- Record excerpts:
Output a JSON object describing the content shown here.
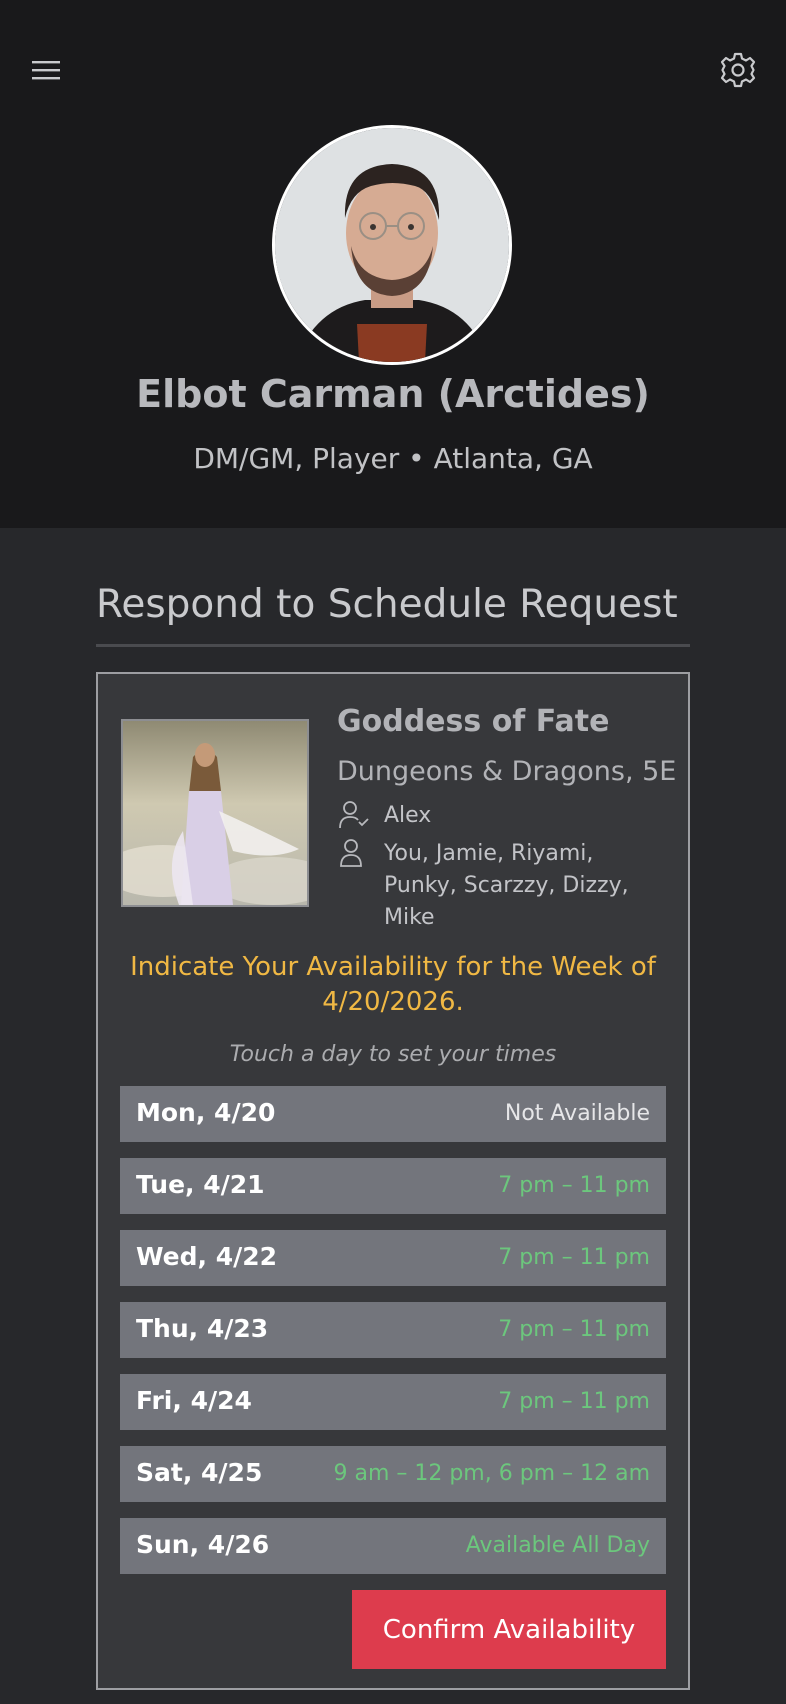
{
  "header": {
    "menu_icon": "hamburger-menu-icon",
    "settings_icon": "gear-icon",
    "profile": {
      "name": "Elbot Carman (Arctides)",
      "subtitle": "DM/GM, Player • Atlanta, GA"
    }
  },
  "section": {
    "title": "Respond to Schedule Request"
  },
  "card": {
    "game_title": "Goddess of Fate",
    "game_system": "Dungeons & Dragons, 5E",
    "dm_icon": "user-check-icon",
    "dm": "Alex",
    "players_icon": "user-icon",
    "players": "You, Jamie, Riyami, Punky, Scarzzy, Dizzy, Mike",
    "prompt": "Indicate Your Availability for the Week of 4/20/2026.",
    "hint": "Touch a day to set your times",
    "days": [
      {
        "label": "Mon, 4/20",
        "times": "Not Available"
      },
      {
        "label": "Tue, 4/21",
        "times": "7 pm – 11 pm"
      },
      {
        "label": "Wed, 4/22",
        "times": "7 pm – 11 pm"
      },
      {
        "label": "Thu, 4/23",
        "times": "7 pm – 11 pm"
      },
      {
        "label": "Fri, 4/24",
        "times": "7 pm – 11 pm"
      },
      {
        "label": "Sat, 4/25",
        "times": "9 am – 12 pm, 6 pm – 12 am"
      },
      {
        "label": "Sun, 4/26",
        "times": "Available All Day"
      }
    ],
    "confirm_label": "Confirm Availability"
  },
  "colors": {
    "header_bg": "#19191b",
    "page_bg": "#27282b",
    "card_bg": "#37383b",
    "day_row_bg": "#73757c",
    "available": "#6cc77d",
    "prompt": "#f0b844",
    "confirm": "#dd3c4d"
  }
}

- Task instructions: Copy every record above exactly, leaving out any pictures.

- Answer to the exercise:
Output a JSON object describing the content shown here.
{
  "header": {
    "menu_icon": "hamburger-menu-icon",
    "settings_icon": "gear-icon",
    "profile": {
      "name": "Elbot Carman (Arctides)",
      "subtitle": "DM/GM, Player • Atlanta, GA"
    }
  },
  "section": {
    "title": "Respond to Schedule Request"
  },
  "card": {
    "game_title": "Goddess of Fate",
    "game_system": "Dungeons & Dragons, 5E",
    "dm_icon": "user-check-icon",
    "dm": "Alex",
    "players_icon": "user-icon",
    "players": "You, Jamie, Riyami, Punky, Scarzzy, Dizzy, Mike",
    "prompt": "Indicate Your Availability for the Week of 4/20/2026.",
    "hint": "Touch a day to set your times",
    "days": [
      {
        "label": "Mon, 4/20",
        "times": "Not Available"
      },
      {
        "label": "Tue, 4/21",
        "times": "7 pm – 11 pm"
      },
      {
        "label": "Wed, 4/22",
        "times": "7 pm – 11 pm"
      },
      {
        "label": "Thu, 4/23",
        "times": "7 pm – 11 pm"
      },
      {
        "label": "Fri, 4/24",
        "times": "7 pm – 11 pm"
      },
      {
        "label": "Sat, 4/25",
        "times": "9 am – 12 pm, 6 pm – 12 am"
      },
      {
        "label": "Sun, 4/26",
        "times": "Available All Day"
      }
    ],
    "confirm_label": "Confirm Availability"
  },
  "colors": {
    "header_bg": "#19191b",
    "page_bg": "#27282b",
    "card_bg": "#37383b",
    "day_row_bg": "#73757c",
    "available": "#6cc77d",
    "prompt": "#f0b844",
    "confirm": "#dd3c4d"
  }
}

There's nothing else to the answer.